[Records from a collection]
______

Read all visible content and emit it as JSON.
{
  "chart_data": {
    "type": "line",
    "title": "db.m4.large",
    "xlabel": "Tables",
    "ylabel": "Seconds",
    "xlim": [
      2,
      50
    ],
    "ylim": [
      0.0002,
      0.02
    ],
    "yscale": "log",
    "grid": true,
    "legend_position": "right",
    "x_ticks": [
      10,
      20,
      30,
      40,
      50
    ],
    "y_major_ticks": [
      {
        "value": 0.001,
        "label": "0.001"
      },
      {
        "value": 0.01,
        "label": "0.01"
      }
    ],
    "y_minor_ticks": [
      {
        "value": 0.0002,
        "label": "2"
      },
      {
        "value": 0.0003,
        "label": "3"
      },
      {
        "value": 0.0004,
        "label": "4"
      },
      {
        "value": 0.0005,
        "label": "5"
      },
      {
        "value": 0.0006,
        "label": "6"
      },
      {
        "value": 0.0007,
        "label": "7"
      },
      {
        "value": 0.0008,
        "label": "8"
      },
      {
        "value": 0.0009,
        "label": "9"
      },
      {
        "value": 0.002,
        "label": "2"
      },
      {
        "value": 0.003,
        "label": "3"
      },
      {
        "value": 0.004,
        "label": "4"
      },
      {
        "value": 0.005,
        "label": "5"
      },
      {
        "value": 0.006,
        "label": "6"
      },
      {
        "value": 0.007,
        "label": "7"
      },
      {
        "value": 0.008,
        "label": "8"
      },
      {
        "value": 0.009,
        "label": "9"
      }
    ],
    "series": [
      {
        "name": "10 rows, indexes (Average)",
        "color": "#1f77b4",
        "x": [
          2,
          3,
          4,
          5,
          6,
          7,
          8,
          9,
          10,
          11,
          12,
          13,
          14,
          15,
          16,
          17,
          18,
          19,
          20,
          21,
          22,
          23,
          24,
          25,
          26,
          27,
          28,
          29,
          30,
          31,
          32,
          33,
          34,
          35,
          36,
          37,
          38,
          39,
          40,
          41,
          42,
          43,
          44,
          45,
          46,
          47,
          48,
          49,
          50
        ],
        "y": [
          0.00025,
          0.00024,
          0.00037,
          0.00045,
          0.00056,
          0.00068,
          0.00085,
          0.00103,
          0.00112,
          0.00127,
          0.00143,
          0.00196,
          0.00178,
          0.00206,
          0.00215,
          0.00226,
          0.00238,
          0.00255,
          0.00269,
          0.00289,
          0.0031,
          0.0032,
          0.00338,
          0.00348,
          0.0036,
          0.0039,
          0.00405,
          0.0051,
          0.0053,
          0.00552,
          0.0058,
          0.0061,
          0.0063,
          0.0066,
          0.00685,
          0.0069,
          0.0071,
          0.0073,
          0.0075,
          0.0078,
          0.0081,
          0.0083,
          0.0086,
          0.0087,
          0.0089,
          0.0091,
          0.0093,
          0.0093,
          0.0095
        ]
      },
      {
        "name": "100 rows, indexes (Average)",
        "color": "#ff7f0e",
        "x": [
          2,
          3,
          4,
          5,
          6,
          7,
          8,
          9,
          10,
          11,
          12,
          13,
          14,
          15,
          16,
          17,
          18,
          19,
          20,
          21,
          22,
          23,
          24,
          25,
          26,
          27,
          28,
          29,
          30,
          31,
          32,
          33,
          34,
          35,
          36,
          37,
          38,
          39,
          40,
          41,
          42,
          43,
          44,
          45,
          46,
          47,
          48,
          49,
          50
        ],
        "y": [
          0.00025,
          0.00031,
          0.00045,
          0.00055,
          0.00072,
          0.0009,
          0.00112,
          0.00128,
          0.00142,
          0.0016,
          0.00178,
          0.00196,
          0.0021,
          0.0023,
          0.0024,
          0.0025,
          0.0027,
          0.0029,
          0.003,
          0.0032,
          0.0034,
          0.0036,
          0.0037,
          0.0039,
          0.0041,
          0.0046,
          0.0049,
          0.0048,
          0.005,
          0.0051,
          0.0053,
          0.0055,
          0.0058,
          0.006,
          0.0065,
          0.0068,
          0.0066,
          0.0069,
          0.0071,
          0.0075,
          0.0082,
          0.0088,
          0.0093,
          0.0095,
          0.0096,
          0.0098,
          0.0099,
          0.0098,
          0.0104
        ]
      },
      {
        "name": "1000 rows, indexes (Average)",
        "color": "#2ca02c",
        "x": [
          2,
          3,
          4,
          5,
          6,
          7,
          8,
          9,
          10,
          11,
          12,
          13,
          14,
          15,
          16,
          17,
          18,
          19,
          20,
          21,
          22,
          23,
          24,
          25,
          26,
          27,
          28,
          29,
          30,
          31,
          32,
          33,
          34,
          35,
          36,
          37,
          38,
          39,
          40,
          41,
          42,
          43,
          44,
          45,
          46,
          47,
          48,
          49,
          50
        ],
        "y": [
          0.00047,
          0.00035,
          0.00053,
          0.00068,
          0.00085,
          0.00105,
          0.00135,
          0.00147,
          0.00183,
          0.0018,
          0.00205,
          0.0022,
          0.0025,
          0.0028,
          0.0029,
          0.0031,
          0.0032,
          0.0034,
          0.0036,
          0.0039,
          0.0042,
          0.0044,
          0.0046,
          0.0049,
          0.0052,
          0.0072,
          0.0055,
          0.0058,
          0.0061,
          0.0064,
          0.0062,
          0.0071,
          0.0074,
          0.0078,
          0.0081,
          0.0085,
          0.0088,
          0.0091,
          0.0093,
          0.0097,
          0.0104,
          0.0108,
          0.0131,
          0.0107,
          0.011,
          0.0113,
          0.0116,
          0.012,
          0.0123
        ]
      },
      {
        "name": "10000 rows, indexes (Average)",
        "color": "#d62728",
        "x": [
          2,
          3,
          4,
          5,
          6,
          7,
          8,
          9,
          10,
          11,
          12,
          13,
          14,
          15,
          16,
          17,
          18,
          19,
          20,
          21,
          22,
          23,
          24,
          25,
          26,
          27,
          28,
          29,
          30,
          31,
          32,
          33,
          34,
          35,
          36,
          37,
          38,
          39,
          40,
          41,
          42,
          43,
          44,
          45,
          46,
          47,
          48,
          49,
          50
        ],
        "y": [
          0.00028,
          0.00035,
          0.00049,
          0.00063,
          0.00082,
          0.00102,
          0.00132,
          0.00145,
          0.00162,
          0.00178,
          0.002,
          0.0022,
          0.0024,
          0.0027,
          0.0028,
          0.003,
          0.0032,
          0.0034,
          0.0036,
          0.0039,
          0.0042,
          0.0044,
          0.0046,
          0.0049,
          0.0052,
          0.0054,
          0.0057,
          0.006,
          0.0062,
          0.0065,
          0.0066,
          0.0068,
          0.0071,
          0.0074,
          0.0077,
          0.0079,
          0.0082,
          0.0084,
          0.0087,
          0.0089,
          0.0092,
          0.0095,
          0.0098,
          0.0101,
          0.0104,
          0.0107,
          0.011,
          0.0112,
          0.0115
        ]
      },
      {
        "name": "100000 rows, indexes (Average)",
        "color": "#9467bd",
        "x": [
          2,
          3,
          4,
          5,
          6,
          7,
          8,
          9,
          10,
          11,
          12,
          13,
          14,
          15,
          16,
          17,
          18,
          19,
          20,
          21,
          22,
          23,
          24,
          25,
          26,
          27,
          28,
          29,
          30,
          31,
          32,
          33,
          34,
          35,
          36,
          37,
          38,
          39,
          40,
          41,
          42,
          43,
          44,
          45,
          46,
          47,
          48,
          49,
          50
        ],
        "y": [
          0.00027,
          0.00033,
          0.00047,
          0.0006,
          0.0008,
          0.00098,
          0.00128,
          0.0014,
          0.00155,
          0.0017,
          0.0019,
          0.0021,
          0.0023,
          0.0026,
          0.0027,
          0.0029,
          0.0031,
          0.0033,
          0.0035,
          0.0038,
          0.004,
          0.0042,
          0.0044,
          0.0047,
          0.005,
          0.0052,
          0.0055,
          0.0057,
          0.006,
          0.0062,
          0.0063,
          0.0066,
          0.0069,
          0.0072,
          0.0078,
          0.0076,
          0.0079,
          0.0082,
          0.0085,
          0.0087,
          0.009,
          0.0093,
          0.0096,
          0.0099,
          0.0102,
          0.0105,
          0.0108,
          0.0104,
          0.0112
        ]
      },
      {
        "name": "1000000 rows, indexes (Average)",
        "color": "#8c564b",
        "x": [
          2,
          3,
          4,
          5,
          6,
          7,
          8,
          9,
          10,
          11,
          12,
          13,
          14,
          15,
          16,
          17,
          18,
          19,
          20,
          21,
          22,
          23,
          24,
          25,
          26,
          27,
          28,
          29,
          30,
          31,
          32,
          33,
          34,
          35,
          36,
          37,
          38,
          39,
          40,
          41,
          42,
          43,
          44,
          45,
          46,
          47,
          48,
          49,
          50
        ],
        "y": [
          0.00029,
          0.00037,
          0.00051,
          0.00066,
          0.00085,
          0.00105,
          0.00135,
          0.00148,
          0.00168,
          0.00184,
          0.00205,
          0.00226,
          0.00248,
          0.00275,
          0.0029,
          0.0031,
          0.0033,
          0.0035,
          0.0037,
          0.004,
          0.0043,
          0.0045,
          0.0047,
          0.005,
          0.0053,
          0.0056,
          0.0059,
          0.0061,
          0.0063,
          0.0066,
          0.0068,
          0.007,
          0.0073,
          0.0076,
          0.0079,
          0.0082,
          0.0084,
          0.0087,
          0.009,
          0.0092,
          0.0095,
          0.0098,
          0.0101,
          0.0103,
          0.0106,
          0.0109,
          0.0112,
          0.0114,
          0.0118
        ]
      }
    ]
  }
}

______

■ Problem details: Track down every line with the word "Average" and copy it.

■ Solution to the problem:
        "name": "10 rows, indexes (Average)",
        "name": "100 rows, indexes (Average)",
        "name": "1000 rows, indexes (Average)",
        "name": "10000 rows, indexes (Average)",
        "name": "100000 rows, indexes (Average)",
        "name": "1000000 rows, indexes (Average)",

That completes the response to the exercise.